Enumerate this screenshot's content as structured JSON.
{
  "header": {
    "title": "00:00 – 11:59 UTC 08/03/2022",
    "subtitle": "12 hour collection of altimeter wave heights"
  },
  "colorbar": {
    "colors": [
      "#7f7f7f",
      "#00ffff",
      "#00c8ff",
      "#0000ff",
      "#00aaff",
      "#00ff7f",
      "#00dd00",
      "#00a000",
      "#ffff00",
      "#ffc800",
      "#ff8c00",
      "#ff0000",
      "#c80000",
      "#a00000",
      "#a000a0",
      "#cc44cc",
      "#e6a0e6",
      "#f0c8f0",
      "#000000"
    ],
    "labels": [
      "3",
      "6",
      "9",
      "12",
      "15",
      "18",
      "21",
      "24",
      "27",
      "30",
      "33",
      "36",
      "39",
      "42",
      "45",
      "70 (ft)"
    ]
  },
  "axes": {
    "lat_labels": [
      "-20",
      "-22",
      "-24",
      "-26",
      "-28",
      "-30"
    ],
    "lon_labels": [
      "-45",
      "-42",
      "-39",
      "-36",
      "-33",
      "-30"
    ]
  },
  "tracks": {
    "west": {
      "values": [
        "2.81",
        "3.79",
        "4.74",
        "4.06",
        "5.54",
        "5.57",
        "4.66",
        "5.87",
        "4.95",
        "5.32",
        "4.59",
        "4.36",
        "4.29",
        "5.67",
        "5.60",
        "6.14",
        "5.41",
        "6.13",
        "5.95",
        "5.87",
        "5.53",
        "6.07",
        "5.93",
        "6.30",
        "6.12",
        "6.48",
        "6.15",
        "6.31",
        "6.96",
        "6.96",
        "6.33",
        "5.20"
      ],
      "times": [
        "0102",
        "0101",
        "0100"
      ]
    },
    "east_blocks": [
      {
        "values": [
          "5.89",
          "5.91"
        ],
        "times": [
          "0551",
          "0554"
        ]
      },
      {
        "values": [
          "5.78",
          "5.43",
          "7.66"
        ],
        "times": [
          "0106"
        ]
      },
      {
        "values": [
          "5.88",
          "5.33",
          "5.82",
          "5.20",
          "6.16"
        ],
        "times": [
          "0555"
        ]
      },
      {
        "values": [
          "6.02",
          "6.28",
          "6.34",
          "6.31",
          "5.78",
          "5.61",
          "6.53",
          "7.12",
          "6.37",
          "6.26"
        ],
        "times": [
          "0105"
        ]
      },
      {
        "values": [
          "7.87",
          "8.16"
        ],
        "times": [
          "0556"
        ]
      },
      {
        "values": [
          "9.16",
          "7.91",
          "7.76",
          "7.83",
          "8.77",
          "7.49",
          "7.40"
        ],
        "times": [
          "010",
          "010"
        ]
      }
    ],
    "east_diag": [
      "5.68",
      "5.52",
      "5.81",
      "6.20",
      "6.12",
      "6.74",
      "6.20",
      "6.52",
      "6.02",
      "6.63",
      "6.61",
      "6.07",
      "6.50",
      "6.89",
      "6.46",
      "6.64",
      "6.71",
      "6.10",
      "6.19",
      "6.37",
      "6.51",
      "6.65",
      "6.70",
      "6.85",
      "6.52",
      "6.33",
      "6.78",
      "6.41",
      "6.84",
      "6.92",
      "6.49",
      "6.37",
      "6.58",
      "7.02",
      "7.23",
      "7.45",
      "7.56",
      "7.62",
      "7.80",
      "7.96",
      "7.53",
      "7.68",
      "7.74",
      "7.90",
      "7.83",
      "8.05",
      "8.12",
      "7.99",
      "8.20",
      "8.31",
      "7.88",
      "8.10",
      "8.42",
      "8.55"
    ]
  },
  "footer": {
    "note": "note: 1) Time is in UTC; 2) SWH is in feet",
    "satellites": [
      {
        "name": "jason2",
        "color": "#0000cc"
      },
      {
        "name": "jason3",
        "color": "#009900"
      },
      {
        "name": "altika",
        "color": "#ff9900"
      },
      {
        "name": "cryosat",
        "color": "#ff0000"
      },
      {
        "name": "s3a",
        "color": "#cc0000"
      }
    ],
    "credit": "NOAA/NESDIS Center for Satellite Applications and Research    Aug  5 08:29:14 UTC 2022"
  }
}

■ **Instructions for the task**
Identify the lines that contain the string "name", and copy every one of them.

■ **Task solution**
        "name": "jason2",
        "name": "jason3",
        "name": "altika",
        "name": "cryosat",
        "name": "s3a",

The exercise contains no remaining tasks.